§ **Instruction**: Each record must be reproduced exactly as it is shown.

--------------------

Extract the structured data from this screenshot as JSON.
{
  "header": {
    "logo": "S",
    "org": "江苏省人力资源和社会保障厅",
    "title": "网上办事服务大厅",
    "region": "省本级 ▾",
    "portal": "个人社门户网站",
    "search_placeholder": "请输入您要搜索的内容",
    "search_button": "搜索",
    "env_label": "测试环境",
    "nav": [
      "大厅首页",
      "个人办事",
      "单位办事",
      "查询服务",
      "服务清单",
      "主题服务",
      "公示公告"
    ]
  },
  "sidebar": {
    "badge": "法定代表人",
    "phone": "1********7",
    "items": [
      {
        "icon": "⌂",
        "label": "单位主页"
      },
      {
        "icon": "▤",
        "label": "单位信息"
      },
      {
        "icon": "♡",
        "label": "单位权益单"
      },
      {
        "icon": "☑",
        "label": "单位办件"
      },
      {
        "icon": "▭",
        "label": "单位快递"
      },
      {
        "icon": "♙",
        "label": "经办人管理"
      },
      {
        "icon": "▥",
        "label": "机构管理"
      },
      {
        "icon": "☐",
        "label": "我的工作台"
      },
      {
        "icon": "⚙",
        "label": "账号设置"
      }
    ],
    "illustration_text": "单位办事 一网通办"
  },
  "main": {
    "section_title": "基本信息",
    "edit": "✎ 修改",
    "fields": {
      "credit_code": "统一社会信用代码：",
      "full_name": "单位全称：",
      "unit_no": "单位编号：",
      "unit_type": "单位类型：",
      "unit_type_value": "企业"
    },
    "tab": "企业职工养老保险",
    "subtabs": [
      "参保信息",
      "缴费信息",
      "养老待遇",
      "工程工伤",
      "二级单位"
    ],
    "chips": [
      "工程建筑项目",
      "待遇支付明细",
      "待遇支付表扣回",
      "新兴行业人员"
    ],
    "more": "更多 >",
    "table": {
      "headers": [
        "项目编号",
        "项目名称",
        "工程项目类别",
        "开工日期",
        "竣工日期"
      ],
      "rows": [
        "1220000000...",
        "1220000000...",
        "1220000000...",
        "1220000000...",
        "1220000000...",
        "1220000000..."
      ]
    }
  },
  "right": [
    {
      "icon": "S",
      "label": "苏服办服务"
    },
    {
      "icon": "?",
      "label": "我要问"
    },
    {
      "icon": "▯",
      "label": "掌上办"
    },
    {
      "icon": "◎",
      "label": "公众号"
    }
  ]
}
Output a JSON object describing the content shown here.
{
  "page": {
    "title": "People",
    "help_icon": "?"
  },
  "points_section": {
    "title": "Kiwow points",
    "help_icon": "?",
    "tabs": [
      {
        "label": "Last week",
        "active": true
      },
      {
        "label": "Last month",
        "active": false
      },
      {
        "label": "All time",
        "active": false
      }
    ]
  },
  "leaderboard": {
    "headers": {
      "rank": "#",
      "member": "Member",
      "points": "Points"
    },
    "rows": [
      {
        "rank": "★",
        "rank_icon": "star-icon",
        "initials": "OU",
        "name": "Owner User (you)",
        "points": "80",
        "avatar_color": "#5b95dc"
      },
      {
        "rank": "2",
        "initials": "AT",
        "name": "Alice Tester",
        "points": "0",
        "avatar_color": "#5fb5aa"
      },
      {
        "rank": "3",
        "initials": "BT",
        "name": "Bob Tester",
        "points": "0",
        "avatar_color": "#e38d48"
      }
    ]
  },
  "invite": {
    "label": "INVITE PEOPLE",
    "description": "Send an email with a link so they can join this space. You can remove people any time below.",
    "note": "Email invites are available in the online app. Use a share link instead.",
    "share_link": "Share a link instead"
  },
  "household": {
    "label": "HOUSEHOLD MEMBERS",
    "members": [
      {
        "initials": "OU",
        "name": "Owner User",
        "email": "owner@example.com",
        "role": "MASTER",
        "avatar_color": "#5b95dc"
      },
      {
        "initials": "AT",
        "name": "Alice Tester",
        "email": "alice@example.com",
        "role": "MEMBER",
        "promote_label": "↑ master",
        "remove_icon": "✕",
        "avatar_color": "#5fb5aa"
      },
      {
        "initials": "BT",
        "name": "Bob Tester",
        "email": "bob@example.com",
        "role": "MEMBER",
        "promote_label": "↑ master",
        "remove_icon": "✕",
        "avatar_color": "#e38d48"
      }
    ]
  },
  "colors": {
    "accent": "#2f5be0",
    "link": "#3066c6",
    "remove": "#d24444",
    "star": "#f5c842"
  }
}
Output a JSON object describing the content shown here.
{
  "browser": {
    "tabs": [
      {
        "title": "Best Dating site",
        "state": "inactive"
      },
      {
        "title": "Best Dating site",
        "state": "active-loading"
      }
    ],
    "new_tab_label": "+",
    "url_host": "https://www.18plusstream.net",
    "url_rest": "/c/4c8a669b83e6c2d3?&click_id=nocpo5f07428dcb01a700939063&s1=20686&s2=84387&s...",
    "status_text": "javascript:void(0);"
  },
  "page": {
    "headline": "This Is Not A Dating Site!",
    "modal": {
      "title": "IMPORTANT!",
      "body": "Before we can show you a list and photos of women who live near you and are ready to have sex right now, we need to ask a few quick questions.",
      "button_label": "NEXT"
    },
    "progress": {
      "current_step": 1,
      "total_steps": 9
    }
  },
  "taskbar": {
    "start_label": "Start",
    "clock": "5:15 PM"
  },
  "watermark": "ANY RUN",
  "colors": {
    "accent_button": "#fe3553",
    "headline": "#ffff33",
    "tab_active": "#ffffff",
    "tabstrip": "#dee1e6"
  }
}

--------------------

§ **Worked solution**:
Extract the structured data from this screenshot as JSON.
{
  "header": {
    "logo": "S",
    "org": "江苏省人力资源和社会保障厅",
    "title": "网上办事服务大厅",
    "region": "省本级 ▾",
    "portal": "个人社门户网站",
    "search_placeholder": "请输入您要搜索的内容",
    "search_button": "搜索",
    "env_label": "测试环境",
    "nav": [
      "大厅首页",
      "个人办事",
      "单位办事",
      "查询服务",
      "服务清单",
      "主题服务",
      "公示公告"
    ]
  },
  "sidebar": {
    "badge": "法定代表人",
    "phone": "1********7",
    "items": [
      {
        "icon": "⌂",
        "label": "单位主页"
      },
      {
        "icon": "▤",
        "label": "单位信息"
      },
      {
        "icon": "♡",
        "label": "单位权益单"
      },
      {
        "icon": "☑",
        "label": "单位办件"
      },
      {
        "icon": "▭",
        "label": "单位快递"
      },
      {
        "icon": "♙",
        "label": "经办人管理"
      },
      {
        "icon": "▥",
        "label": "机构管理"
      },
      {
        "icon": "☐",
        "label": "我的工作台"
      },
      {
        "icon": "⚙",
        "label": "账号设置"
      }
    ],
    "illustration_text": "单位办事 一网通办"
  },
  "main": {
    "section_title": "基本信息",
    "edit": "✎ 修改",
    "fields": {
      "credit_code": "统一社会信用代码：",
      "full_name": "单位全称：",
      "unit_no": "单位编号：",
      "unit_type": "单位类型：",
      "unit_type_value": "企业"
    },
    "tab": "企业职工养老保险",
    "subtabs": [
      "参保信息",
      "缴费信息",
      "养老待遇",
      "工程工伤",
      "二级单位"
    ],
    "chips": [
      "工程建筑项目",
      "待遇支付明细",
      "待遇支付表扣回",
      "新兴行业人员"
    ],
    "more": "更多 >",
    "table": {
      "headers": [
        "项目编号",
        "项目名称",
        "工程项目类别",
        "开工日期",
        "竣工日期"
      ],
      "rows": [
        "1220000000...",
        "1220000000...",
        "1220000000...",
        "1220000000...",
        "1220000000...",
        "1220000000..."
      ]
    }
  },
  "right": [
    {
      "icon": "S",
      "label": "苏服办服务"
    },
    {
      "icon": "?",
      "label": "我要问"
    },
    {
      "icon": "▯",
      "label": "掌上办"
    },
    {
      "icon": "◎",
      "label": "公众号"
    }
  ]
}
Output a JSON object describing the content shown here.
{
  "page": {
    "title": "People",
    "help_icon": "?"
  },
  "points_section": {
    "title": "Kiwow points",
    "help_icon": "?",
    "tabs": [
      {
        "label": "Last week",
        "active": true
      },
      {
        "label": "Last month",
        "active": false
      },
      {
        "label": "All time",
        "active": false
      }
    ]
  },
  "leaderboard": {
    "headers": {
      "rank": "#",
      "member": "Member",
      "points": "Points"
    },
    "rows": [
      {
        "rank": "★",
        "rank_icon": "star-icon",
        "initials": "OU",
        "name": "Owner User (you)",
        "points": "80",
        "avatar_color": "#5b95dc"
      },
      {
        "rank": "2",
        "initials": "AT",
        "name": "Alice Tester",
        "points": "0",
        "avatar_color": "#5fb5aa"
      },
      {
        "rank": "3",
        "initials": "BT",
        "name": "Bob Tester",
        "points": "0",
        "avatar_color": "#e38d48"
      }
    ]
  },
  "invite": {
    "label": "INVITE PEOPLE",
    "description": "Send an email with a link so they can join this space. You can remove people any time below.",
    "note": "Email invites are available in the online app. Use a share link instead.",
    "share_link": "Share a link instead"
  },
  "household": {
    "label": "HOUSEHOLD MEMBERS",
    "members": [
      {
        "initials": "OU",
        "name": "Owner User",
        "email": "owner@example.com",
        "role": "MASTER",
        "avatar_color": "#5b95dc"
      },
      {
        "initials": "AT",
        "name": "Alice Tester",
        "email": "alice@example.com",
        "role": "MEMBER",
        "promote_label": "↑ master",
        "remove_icon": "✕",
        "avatar_color": "#5fb5aa"
      },
      {
        "initials": "BT",
        "name": "Bob Tester",
        "email": "bob@example.com",
        "role": "MEMBER",
        "promote_label": "↑ master",
        "remove_icon": "✕",
        "avatar_color": "#e38d48"
      }
    ]
  },
  "colors": {
    "accent": "#2f5be0",
    "link": "#3066c6",
    "remove": "#d24444",
    "star": "#f5c842"
  }
}
Output a JSON object describing the content shown here.
{
  "browser": {
    "tabs": [
      {
        "title": "Best Dating site",
        "state": "inactive"
      },
      {
        "title": "Best Dating site",
        "state": "active-loading"
      }
    ],
    "new_tab_label": "+",
    "url_host": "https://www.18plusstream.net",
    "url_rest": "/c/4c8a669b83e6c2d3?&click_id=nocpo5f07428dcb01a700939063&s1=20686&s2=84387&s...",
    "status_text": "javascript:void(0);"
  },
  "page": {
    "headline": "This Is Not A Dating Site!",
    "modal": {
      "title": "IMPORTANT!",
      "body": "Before we can show you a list and photos of women who live near you and are ready to have sex right now, we need to ask a few quick questions.",
      "button_label": "NEXT"
    },
    "progress": {
      "current_step": 1,
      "total_steps": 9
    }
  },
  "taskbar": {
    "start_label": "Start",
    "clock": "5:15 PM"
  },
  "watermark": "ANY RUN",
  "colors": {
    "accent_button": "#fe3553",
    "headline": "#ffff33",
    "tab_active": "#ffffff",
    "tabstrip": "#dee1e6"
  }
}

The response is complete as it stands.